§ Exercises:
• A. In the goat milking thread, what does ksalvagno say to put under the goat?
• B. Copy out the lines of the records exactly, beginning with the first line of the records and continuing through the line that contains "recommended-section-title: Recommended for".

§ Text extract:
===

# stop laying down on the milk stand...please



## MountainEssentialsllc (Feb 27, 2015)

Hello
I am a 1st time goat mama. I found a mama Nubian with her 3, 3 week old babies. I purchased mama Effie and the baby girl. (5 weeks now) my husband built a milking stand that she has no problem standing and eating on but the moment I touch her teats she lays down. The good news is that she is no longer kicking me! I keep milking her to show her that its going to happen no matter what. This is just such a waste! 

My question is, how do I prevent her from laying down in the 1st place? 

Thanks
Nicole


----------



## ksalvagno (Oct 6, 2009)

Put a bucket under her. Turn it upside down.


----------



## nancy d (Oct 5, 2007)

Yep, the old bucket trick.
Welcome to TGS!


----------



## dreamacresfarm2 (May 10, 2014)

welcome from Oregon - I have a doe that as a FF she was a rodeo to milk but she did settle down and now she milks just fine - she liked to lay down too - Bucket and keep milking - I milked a lot of milk onto the stand but was not going to let her win.


----------



## MountainEssentialsllc (Feb 27, 2015)

Thanks! I will try the bucket under her. My right arm is going to look like the Hulks otherwise!

This am was better. She didn't lay down for as long


----------



## AncientBlue (Dec 21, 2014)

===

§ Records provided:
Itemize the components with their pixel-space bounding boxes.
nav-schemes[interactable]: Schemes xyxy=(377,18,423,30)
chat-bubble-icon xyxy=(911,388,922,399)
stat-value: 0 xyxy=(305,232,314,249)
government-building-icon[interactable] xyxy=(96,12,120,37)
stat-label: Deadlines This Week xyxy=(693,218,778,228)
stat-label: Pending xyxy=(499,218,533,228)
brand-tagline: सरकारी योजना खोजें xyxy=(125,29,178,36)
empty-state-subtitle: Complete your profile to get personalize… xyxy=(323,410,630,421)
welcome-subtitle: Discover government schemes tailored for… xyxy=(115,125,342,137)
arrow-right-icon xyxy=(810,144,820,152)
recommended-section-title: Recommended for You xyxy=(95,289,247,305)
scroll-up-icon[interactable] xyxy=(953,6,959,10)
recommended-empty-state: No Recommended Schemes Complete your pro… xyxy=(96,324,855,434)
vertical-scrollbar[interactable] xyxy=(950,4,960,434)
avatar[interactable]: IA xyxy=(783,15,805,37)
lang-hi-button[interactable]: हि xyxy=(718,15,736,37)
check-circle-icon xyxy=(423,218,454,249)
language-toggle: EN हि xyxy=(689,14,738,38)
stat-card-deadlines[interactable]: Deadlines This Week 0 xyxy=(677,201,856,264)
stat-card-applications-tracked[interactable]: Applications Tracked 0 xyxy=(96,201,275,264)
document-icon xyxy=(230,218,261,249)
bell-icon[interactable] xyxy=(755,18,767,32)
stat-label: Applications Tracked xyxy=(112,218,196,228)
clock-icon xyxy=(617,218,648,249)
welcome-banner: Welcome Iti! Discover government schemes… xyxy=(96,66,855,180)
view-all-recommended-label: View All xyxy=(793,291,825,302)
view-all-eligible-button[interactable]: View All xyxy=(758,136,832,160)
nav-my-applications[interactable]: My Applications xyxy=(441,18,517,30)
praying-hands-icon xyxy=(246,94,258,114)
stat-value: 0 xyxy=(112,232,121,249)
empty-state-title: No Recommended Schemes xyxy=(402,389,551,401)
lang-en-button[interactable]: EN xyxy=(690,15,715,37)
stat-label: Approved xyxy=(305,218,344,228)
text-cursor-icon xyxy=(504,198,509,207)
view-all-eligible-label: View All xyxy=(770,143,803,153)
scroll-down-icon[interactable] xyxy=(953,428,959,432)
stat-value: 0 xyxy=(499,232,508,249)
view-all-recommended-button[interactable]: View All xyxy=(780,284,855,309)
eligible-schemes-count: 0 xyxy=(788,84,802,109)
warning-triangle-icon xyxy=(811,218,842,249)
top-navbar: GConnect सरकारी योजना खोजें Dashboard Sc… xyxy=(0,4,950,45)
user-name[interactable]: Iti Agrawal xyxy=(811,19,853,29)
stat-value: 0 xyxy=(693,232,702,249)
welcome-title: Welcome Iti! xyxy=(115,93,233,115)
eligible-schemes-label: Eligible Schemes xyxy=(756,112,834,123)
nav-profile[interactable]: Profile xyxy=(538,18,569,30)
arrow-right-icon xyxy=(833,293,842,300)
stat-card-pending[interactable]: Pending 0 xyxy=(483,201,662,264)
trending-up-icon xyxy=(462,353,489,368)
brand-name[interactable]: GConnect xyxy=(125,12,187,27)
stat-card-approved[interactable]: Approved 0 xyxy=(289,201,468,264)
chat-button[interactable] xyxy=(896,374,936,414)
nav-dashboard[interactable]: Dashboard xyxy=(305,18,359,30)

===

§ Problem solutions:
• A. A bucket, turned upside down.

• B.
Itemize the components with their pixel-space bounding boxes.
nav-schemes[interactable]: Schemes xyxy=(377,18,423,30)
chat-bubble-icon xyxy=(911,388,922,399)
stat-value: 0 xyxy=(305,232,314,249)
government-building-icon[interactable] xyxy=(96,12,120,37)
stat-label: Deadlines This Week xyxy=(693,218,778,228)
stat-label: Pending xyxy=(499,218,533,228)
brand-tagline: सरकारी योजना खोजें xyxy=(125,29,178,36)
empty-state-subtitle: Complete your profile to get personalize… xyxy=(323,410,630,421)
welcome-subtitle: Discover government schemes tailored for… xyxy=(115,125,342,137)
arrow-right-icon xyxy=(810,144,820,152)
recommended-section-title: Recommended for You xyxy=(95,289,247,305)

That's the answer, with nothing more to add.